**Objective**
Out of the lines below, please list those that hold the string "JSON".

**Material**

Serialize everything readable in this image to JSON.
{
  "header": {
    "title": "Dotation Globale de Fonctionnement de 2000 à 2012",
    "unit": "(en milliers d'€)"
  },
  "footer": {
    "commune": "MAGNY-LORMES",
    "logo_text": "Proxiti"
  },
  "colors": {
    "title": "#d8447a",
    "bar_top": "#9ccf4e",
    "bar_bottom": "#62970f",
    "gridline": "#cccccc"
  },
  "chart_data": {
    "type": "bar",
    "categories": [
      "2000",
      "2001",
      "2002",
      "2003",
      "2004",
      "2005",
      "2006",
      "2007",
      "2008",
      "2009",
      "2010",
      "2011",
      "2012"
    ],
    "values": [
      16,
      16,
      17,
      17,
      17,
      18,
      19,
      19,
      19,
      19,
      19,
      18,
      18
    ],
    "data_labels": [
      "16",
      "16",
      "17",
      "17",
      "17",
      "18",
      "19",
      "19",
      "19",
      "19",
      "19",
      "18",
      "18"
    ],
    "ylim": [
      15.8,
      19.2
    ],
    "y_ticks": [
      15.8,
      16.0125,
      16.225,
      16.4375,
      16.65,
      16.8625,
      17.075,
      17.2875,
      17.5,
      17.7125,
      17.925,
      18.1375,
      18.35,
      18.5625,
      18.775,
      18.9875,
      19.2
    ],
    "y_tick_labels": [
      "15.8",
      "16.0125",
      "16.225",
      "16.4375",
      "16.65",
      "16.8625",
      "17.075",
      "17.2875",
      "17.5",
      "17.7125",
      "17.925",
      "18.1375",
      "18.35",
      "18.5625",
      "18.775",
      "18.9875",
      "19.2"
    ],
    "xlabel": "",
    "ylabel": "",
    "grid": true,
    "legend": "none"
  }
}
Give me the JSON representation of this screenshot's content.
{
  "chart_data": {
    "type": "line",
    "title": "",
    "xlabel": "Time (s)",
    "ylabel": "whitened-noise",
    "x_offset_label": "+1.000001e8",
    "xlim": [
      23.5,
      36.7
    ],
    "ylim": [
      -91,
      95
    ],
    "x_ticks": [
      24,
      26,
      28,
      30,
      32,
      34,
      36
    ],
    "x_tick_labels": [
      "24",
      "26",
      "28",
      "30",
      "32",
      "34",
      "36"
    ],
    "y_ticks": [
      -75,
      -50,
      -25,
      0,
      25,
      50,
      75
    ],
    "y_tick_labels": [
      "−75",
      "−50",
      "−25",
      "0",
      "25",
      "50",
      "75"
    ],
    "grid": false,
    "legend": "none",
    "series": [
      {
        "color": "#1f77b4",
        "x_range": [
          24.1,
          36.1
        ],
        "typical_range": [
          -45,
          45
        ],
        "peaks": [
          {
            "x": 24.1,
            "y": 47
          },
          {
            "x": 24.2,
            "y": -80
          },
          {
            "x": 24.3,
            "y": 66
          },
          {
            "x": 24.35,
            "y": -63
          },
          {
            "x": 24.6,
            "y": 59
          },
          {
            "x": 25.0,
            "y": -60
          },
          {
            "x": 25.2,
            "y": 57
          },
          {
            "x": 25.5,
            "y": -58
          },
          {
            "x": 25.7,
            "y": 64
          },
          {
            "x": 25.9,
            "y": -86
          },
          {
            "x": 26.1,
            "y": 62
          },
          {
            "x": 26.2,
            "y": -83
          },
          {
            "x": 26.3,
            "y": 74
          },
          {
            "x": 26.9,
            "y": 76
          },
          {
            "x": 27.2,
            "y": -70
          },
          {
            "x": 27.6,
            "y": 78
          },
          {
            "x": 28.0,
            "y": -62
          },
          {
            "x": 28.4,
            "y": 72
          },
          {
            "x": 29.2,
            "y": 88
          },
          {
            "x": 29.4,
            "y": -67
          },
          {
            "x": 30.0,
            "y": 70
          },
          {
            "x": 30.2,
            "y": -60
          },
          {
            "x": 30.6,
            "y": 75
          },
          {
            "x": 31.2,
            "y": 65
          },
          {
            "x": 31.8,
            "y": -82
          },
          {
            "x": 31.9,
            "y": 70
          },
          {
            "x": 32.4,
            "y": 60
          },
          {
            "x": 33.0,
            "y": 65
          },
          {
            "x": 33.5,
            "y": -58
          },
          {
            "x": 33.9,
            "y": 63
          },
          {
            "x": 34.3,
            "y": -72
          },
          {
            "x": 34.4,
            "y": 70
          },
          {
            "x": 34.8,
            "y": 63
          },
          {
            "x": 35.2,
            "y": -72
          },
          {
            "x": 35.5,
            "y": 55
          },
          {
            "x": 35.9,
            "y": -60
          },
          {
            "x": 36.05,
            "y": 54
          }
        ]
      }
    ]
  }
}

**The answer**
Serialize everything readable in this image to JSON.
Give me the JSON representation of this screenshot's content.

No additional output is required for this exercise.